## Requirements:
For each line of the data below that holds "Migrationsdomstolen", copy the line.

## Records to process:
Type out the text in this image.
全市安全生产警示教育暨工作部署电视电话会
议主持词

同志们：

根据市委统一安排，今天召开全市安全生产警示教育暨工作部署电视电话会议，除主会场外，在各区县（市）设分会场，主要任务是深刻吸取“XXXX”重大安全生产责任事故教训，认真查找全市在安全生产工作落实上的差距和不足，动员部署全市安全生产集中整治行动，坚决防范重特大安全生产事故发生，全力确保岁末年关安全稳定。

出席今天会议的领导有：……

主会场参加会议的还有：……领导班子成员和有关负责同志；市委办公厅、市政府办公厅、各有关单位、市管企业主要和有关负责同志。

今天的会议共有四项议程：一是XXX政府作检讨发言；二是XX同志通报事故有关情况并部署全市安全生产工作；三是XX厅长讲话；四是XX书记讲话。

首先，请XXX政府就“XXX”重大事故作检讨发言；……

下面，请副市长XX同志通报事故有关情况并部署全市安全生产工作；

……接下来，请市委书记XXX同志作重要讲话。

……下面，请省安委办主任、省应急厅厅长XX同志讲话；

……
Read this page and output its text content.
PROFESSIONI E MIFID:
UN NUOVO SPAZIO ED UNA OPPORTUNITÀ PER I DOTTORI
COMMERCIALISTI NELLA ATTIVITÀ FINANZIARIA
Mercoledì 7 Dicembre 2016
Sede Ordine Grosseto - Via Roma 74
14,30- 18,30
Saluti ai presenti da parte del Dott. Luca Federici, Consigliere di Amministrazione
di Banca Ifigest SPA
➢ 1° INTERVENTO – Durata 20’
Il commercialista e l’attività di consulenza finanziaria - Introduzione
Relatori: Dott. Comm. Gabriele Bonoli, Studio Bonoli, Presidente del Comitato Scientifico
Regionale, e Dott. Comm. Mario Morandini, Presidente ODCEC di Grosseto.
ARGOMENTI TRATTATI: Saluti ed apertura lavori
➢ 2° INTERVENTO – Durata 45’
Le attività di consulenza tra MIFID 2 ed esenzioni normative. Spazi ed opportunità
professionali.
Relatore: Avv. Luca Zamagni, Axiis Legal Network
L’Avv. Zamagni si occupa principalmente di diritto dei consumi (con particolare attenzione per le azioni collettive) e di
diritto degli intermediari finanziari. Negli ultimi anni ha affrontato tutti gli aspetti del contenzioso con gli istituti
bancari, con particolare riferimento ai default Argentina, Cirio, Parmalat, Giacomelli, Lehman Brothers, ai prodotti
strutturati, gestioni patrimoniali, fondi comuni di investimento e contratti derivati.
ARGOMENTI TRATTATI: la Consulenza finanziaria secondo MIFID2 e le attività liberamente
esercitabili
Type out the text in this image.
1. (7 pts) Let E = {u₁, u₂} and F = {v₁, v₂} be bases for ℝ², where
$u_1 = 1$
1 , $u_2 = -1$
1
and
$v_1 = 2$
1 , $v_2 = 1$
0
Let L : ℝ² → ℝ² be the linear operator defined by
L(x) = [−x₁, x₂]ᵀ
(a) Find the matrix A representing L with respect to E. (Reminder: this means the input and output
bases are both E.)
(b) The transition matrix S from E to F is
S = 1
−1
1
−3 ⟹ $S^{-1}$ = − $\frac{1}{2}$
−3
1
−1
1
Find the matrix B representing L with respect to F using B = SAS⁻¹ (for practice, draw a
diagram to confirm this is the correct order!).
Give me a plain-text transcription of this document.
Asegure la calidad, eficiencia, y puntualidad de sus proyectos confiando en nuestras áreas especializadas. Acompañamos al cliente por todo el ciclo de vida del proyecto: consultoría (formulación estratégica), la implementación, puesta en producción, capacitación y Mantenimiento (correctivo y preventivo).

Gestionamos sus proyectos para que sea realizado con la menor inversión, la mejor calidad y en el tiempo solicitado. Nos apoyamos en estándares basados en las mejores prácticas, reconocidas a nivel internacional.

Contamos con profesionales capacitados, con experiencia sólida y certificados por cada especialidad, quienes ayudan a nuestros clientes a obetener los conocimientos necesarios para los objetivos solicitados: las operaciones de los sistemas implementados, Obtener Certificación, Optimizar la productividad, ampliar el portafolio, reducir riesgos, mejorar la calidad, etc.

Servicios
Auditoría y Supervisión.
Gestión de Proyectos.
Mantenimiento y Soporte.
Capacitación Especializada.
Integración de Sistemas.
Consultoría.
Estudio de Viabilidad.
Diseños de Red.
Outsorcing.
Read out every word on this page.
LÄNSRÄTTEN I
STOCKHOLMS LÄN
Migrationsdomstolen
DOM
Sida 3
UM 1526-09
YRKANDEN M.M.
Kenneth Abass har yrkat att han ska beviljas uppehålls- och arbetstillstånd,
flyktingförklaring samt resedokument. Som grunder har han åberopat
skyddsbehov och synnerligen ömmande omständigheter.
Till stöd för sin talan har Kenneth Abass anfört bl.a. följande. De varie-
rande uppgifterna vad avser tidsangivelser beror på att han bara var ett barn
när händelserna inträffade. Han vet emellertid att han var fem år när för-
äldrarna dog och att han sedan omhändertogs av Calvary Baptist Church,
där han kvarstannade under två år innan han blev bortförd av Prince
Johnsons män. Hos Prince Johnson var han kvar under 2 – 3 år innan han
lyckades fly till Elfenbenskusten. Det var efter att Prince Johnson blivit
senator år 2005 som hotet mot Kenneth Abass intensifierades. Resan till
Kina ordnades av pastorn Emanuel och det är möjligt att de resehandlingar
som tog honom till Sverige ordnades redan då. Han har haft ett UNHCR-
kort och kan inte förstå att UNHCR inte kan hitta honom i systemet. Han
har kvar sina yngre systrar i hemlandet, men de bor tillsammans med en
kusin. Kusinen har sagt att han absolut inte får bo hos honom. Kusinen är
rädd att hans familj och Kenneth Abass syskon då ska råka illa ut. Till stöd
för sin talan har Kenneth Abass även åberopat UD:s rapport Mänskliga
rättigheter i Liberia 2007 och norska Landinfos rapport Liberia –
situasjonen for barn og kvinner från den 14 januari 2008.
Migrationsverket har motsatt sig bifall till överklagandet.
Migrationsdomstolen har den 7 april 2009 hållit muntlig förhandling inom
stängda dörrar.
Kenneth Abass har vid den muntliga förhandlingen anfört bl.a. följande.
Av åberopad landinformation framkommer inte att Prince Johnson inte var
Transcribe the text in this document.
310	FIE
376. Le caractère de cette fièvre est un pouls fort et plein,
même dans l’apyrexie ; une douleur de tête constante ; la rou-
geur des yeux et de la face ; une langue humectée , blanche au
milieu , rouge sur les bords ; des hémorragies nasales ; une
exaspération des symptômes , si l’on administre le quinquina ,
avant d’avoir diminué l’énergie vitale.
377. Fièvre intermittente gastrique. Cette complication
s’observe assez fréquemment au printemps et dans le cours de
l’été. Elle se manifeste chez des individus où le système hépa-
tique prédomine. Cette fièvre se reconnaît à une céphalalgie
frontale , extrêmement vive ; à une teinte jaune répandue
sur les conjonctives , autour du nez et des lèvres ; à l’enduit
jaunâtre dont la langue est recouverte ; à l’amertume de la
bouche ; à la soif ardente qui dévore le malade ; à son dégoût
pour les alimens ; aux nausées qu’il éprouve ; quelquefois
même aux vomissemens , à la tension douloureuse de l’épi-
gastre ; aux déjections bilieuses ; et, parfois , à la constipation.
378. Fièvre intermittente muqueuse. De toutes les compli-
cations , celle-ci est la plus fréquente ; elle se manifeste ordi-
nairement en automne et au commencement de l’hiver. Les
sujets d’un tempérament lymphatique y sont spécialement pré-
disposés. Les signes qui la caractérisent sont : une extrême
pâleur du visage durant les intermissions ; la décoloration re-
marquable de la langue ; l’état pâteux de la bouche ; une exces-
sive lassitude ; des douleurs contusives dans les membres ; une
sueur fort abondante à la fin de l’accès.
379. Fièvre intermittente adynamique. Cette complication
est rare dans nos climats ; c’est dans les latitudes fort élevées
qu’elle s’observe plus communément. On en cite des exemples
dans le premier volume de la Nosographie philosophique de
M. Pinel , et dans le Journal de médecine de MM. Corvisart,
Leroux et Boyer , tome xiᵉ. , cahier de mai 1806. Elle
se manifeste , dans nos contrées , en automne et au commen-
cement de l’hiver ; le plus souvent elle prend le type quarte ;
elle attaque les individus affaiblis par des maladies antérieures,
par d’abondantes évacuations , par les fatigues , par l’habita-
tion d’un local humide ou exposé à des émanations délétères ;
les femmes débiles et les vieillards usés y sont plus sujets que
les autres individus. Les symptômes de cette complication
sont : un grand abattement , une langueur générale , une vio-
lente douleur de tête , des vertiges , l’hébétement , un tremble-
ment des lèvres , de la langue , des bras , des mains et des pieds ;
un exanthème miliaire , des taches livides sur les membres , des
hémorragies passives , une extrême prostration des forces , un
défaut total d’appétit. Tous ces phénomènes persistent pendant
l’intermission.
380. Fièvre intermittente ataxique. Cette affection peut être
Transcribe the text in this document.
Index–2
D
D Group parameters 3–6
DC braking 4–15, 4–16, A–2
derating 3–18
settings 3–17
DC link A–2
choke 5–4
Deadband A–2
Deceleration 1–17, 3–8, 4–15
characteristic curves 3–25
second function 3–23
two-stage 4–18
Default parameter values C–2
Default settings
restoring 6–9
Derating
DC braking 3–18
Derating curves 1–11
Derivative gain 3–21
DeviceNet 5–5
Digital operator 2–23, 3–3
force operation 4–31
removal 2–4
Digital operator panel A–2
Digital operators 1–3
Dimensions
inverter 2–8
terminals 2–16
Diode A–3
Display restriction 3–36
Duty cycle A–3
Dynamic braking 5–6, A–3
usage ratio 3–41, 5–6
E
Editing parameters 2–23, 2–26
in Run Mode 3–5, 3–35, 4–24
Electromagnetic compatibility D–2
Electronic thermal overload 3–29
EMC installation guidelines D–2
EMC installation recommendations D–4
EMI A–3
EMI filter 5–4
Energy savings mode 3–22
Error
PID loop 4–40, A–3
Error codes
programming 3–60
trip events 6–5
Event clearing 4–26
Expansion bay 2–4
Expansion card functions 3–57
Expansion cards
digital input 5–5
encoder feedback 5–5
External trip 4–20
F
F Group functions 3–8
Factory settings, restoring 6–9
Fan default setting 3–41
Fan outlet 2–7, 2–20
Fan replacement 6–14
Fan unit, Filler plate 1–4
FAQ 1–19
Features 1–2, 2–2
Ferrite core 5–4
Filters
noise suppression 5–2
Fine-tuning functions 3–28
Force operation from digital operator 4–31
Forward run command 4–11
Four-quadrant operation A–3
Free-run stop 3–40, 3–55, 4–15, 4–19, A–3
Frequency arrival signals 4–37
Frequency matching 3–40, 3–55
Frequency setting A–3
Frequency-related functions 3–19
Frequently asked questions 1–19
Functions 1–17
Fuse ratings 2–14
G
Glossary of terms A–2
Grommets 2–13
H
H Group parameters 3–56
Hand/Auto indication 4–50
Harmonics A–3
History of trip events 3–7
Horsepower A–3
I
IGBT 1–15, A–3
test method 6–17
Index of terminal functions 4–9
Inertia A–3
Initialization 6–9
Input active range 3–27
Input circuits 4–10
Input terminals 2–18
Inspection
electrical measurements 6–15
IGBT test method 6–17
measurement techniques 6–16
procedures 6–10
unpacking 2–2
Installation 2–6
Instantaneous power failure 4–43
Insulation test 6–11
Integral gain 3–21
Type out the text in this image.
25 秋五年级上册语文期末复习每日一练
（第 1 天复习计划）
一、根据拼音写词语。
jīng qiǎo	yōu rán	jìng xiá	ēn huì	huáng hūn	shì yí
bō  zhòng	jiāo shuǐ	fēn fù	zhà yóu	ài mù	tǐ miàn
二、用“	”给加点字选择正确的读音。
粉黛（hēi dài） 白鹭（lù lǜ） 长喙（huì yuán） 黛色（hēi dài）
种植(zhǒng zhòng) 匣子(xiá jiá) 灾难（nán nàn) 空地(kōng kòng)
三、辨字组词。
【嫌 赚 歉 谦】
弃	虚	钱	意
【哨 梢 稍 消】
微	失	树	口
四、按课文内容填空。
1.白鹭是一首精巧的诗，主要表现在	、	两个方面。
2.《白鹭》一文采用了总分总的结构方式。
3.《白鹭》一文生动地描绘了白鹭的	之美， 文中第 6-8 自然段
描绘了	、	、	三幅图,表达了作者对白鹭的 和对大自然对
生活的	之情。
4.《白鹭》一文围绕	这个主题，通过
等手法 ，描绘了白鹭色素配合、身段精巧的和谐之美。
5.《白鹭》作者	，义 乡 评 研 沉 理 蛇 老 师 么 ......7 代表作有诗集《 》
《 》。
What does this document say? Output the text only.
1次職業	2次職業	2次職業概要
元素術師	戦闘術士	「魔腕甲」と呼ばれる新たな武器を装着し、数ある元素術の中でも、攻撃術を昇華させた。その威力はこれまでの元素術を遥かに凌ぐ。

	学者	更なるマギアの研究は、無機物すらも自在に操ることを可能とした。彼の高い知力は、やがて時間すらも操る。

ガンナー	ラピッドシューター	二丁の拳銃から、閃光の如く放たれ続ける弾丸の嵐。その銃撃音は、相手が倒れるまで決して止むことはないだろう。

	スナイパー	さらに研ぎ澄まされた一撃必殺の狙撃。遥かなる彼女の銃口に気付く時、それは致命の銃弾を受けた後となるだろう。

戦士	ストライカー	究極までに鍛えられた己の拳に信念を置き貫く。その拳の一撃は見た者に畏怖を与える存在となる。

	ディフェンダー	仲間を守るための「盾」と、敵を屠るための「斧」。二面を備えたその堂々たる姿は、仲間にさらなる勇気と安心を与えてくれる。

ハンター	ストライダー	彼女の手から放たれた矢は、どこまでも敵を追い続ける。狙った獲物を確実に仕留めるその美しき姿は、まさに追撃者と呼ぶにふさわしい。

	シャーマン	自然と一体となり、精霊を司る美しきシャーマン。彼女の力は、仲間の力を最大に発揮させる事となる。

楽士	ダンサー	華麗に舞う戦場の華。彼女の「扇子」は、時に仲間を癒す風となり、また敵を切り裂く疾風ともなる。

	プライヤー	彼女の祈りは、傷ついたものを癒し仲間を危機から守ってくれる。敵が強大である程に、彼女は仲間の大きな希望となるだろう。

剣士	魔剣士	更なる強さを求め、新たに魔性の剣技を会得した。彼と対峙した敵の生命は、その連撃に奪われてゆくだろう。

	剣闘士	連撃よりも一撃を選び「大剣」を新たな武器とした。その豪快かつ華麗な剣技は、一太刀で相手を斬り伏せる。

## Reply to the exercise:
Migrationsdomstolen
Migrationsdomstolen har den 7 april 2009 hållit muntlig förhandling inom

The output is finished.